• What you are asked to do: Count the lines in the records below that contain the word "JSON", and give only that number.

========

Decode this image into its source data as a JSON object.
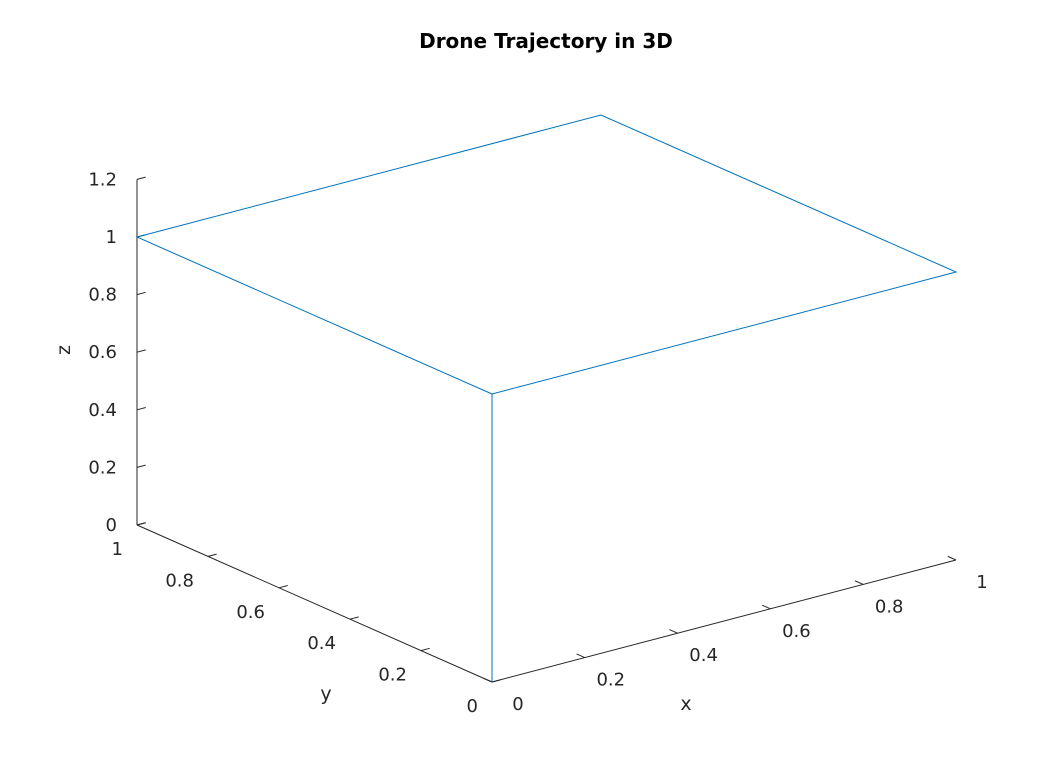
{
  "chart_data": {
    "type": "line3d",
    "title": "Drone Trajectory in 3D",
    "xlabel": "x",
    "ylabel": "y",
    "zlabel": "z",
    "xlim": [
      0,
      1
    ],
    "ylim": [
      0,
      1
    ],
    "zlim": [
      0,
      1.2
    ],
    "xticks": [
      0,
      0.2,
      0.4,
      0.6,
      0.8,
      1
    ],
    "yticks": [
      0,
      0.2,
      0.4,
      0.6,
      0.8,
      1
    ],
    "zticks": [
      0,
      0.2,
      0.4,
      0.6,
      0.8,
      1,
      1.2
    ],
    "grid": false,
    "line_color": "#0072BD",
    "series": [
      {
        "x": [
          0,
          0,
          0,
          1,
          1,
          0
        ],
        "y": [
          0,
          0,
          1,
          1,
          0,
          0
        ],
        "z": [
          0,
          1,
          1,
          1,
          1,
          1
        ]
      }
    ]
  }
}
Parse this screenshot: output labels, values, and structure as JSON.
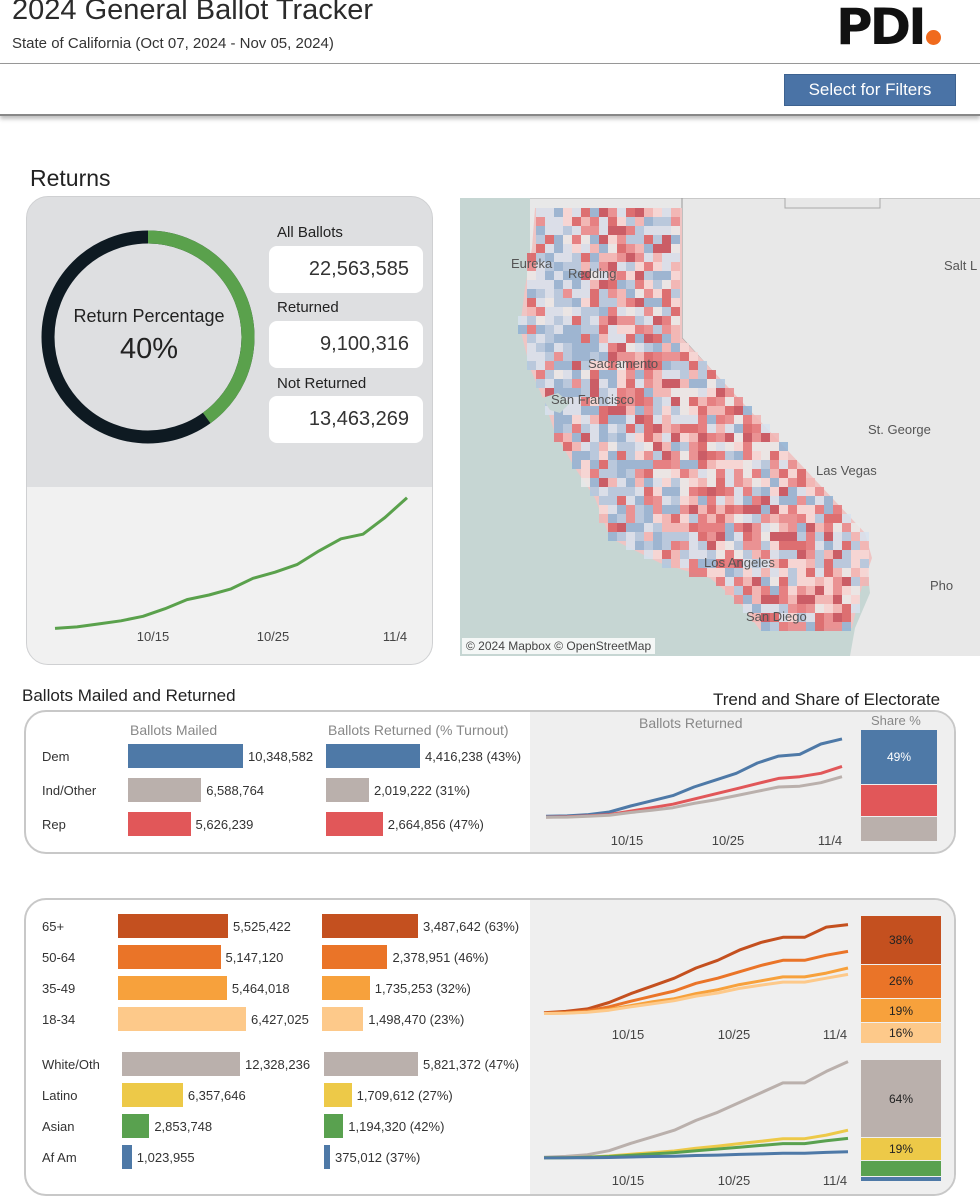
{
  "header": {
    "title": "2024 General Ballot Tracker",
    "subtitle": "State of California (Oct 07, 2024 - Nov 05, 2024)",
    "logo_text": "PDI"
  },
  "filters": {
    "button_label": "Select for Filters"
  },
  "returns": {
    "section_title": "Returns",
    "ring_label": "Return Percentage",
    "ring_value": "40%",
    "return_fraction": 0.4,
    "stats": [
      {
        "label": "All Ballots",
        "value": "22,563,585"
      },
      {
        "label": "Returned",
        "value": "9,100,316"
      },
      {
        "label": "Not Returned",
        "value": "13,463,269"
      }
    ],
    "axis_ticks": [
      "10/15",
      "10/25",
      "11/4"
    ]
  },
  "map": {
    "credit": "© 2024 Mapbox  © OpenStreetMap",
    "cities": [
      "Eureka",
      "Redding",
      "Sacramento",
      "San Francisco",
      "Las Vegas",
      "St. George",
      "Salt L",
      "Los Angeles",
      "San Diego",
      "Pho"
    ]
  },
  "party": {
    "section_title": "Ballots Mailed and Returned",
    "trend_title": "Trend and Share of Electorate",
    "col_mailed": "Ballots Mailed",
    "col_returned": "Ballots Returned (% Turnout)",
    "chart_title": "Ballots Returned",
    "share_title": "Share %",
    "rows": [
      {
        "label": "Dem",
        "mailed": 10348582,
        "mailed_text": "10,348,582",
        "returned": 4416238,
        "returned_text": "4,416,238 (43%)",
        "color": "#4e79a7"
      },
      {
        "label": "Ind/Other",
        "mailed": 6588764,
        "mailed_text": "6,588,764",
        "returned": 2019222,
        "returned_text": "2,019,222 (31%)",
        "color": "#bab0ac"
      },
      {
        "label": "Rep",
        "mailed": 5626239,
        "mailed_text": "5,626,239",
        "returned": 2664856,
        "returned_text": "2,664,856 (47%)",
        "color": "#e15759"
      }
    ],
    "share": [
      {
        "name": "Dem",
        "value": 49,
        "label": "49%",
        "color": "#4e79a7"
      },
      {
        "name": "Rep",
        "value": 29,
        "label": "",
        "color": "#e15759"
      },
      {
        "name": "Ind/Other",
        "value": 22,
        "label": "",
        "color": "#bab0ac"
      }
    ],
    "axis_ticks": [
      "10/15",
      "10/25",
      "11/4"
    ]
  },
  "age": {
    "rows": [
      {
        "label": "65+",
        "mailed": 5525422,
        "mailed_text": "5,525,422",
        "returned": 3487642,
        "returned_text": "3,487,642 (63%)",
        "color": "#c4501f"
      },
      {
        "label": "50-64",
        "mailed": 5147120,
        "mailed_text": "5,147,120",
        "returned": 2378951,
        "returned_text": "2,378,951 (46%)",
        "color": "#ea7428"
      },
      {
        "label": "35-49",
        "mailed": 5464018,
        "mailed_text": "5,464,018",
        "returned": 1735253,
        "returned_text": "1,735,253 (32%)",
        "color": "#f7a13c"
      },
      {
        "label": "18-34",
        "mailed": 6427025,
        "mailed_text": "6,427,025",
        "returned": 1498470,
        "returned_text": "1,498,470 (23%)",
        "color": "#fdc98a"
      }
    ],
    "share": [
      {
        "name": "65+",
        "value": 38,
        "label": "38%",
        "color": "#c4501f"
      },
      {
        "name": "50-64",
        "value": 26,
        "label": "26%",
        "color": "#ea7428"
      },
      {
        "name": "35-49",
        "value": 19,
        "label": "19%",
        "color": "#f7a13c"
      },
      {
        "name": "18-34",
        "value": 16,
        "label": "16%",
        "color": "#fdc98a"
      }
    ],
    "axis_ticks": [
      "10/15",
      "10/25",
      "11/4"
    ]
  },
  "race": {
    "rows": [
      {
        "label": "White/Oth",
        "mailed": 12328236,
        "mailed_text": "12,328,236",
        "returned": 5821372,
        "returned_text": "5,821,372 (47%)",
        "color": "#bab0ac"
      },
      {
        "label": "Latino",
        "mailed": 6357646,
        "mailed_text": "6,357,646",
        "returned": 1709612,
        "returned_text": "1,709,612 (27%)",
        "color": "#edc948"
      },
      {
        "label": "Asian",
        "mailed": 2853748,
        "mailed_text": "2,853,748",
        "returned": 1194320,
        "returned_text": "1,194,320 (42%)",
        "color": "#59a14f"
      },
      {
        "label": "Af Am",
        "mailed": 1023955,
        "mailed_text": "1,023,955",
        "returned": 375012,
        "returned_text": "375,012 (37%)",
        "color": "#4e79a7"
      }
    ],
    "share": [
      {
        "name": "White/Oth",
        "value": 64,
        "label": "64%",
        "color": "#bab0ac"
      },
      {
        "name": "Latino",
        "value": 19,
        "label": "19%",
        "color": "#edc948"
      },
      {
        "name": "Asian",
        "value": 13,
        "label": "",
        "color": "#59a14f"
      },
      {
        "name": "Af Am",
        "value": 4,
        "label": "",
        "color": "#4e79a7"
      }
    ],
    "axis_ticks": [
      "10/15",
      "10/25",
      "11/4"
    ]
  },
  "chart_data": [
    {
      "type": "line",
      "x": [
        "10/07",
        "10/09",
        "10/11",
        "10/13",
        "10/15",
        "10/17",
        "10/19",
        "10/21",
        "10/23",
        "10/25",
        "10/27",
        "10/29",
        "10/31",
        "11/02",
        "11/03",
        "11/04",
        "11/05"
      ],
      "series": [
        {
          "values": [
            0.3,
            0.4,
            0.6,
            0.8,
            1.1,
            1.6,
            2.2,
            2.5,
            2.9,
            3.6,
            4.0,
            4.5,
            5.4,
            6.2,
            6.5,
            7.6,
            8.9
          ],
          "color": "#5aa14c"
        }
      ],
      "ylim": [
        0,
        10
      ]
    },
    {
      "type": "line",
      "x": [
        "10/07",
        "10/10",
        "10/13",
        "10/15",
        "10/17",
        "10/20",
        "10/22",
        "10/25",
        "10/27",
        "10/29",
        "10/31",
        "11/02",
        "11/03",
        "11/04",
        "11/05"
      ],
      "series": [
        {
          "name": "Dem",
          "values": [
            0.1,
            0.12,
            0.2,
            0.35,
            0.7,
            1.0,
            1.3,
            1.8,
            2.2,
            2.6,
            3.2,
            3.6,
            3.7,
            4.3,
            4.6
          ],
          "color": "#4e79a7"
        },
        {
          "name": "Rep",
          "values": [
            0.05,
            0.07,
            0.12,
            0.2,
            0.4,
            0.6,
            0.8,
            1.1,
            1.4,
            1.7,
            2.0,
            2.3,
            2.4,
            2.6,
            3.0
          ],
          "color": "#e15759"
        },
        {
          "name": "Ind/Other",
          "values": [
            0.04,
            0.05,
            0.1,
            0.16,
            0.32,
            0.45,
            0.6,
            0.85,
            1.05,
            1.3,
            1.55,
            1.8,
            1.85,
            2.05,
            2.4
          ],
          "color": "#bab0ac"
        }
      ],
      "ylim": [
        0,
        5
      ]
    },
    {
      "type": "line",
      "x": [
        "10/07",
        "10/10",
        "10/13",
        "10/15",
        "10/17",
        "10/20",
        "10/22",
        "10/25",
        "10/27",
        "10/29",
        "10/31",
        "11/02",
        "11/03",
        "11/04",
        "11/05"
      ],
      "series": [
        {
          "name": "65+",
          "values": [
            0.05,
            0.1,
            0.2,
            0.45,
            0.8,
            1.1,
            1.4,
            1.8,
            2.1,
            2.5,
            2.8,
            3.0,
            3.0,
            3.4,
            3.5
          ],
          "color": "#c4501f"
        },
        {
          "name": "50-64",
          "values": [
            0.03,
            0.06,
            0.12,
            0.28,
            0.5,
            0.7,
            0.9,
            1.2,
            1.4,
            1.65,
            1.9,
            2.1,
            2.1,
            2.3,
            2.45
          ],
          "color": "#ea7428"
        },
        {
          "name": "35-49",
          "values": [
            0.02,
            0.04,
            0.08,
            0.18,
            0.33,
            0.48,
            0.6,
            0.8,
            0.95,
            1.15,
            1.3,
            1.45,
            1.45,
            1.6,
            1.8
          ],
          "color": "#f7a13c"
        },
        {
          "name": "18-34",
          "values": [
            0.02,
            0.03,
            0.07,
            0.15,
            0.28,
            0.4,
            0.52,
            0.7,
            0.82,
            1.0,
            1.13,
            1.25,
            1.25,
            1.4,
            1.55
          ],
          "color": "#fdc98a"
        }
      ],
      "ylim": [
        0,
        3.6
      ]
    },
    {
      "type": "line",
      "x": [
        "10/07",
        "10/10",
        "10/13",
        "10/15",
        "10/17",
        "10/20",
        "10/22",
        "10/25",
        "10/27",
        "10/29",
        "10/31",
        "11/02",
        "11/03",
        "11/04",
        "11/05"
      ],
      "series": [
        {
          "name": "White/Oth",
          "values": [
            0.05,
            0.1,
            0.2,
            0.45,
            0.9,
            1.3,
            1.7,
            2.3,
            2.8,
            3.4,
            4.0,
            4.6,
            4.6,
            5.3,
            5.9
          ],
          "color": "#bab0ac"
        },
        {
          "name": "Latino",
          "values": [
            0.02,
            0.03,
            0.05,
            0.12,
            0.23,
            0.33,
            0.43,
            0.6,
            0.73,
            0.88,
            1.02,
            1.18,
            1.18,
            1.4,
            1.7
          ],
          "color": "#edc948"
        },
        {
          "name": "Asian",
          "values": [
            0.01,
            0.02,
            0.04,
            0.09,
            0.17,
            0.25,
            0.33,
            0.45,
            0.55,
            0.66,
            0.77,
            0.88,
            0.88,
            1.05,
            1.2
          ],
          "color": "#59a14f"
        },
        {
          "name": "Af Am",
          "values": [
            0.005,
            0.01,
            0.015,
            0.03,
            0.06,
            0.09,
            0.11,
            0.15,
            0.18,
            0.22,
            0.25,
            0.29,
            0.29,
            0.34,
            0.38
          ],
          "color": "#4e79a7"
        }
      ],
      "ylim": [
        0,
        6
      ]
    }
  ]
}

========

• Answer for the task: 2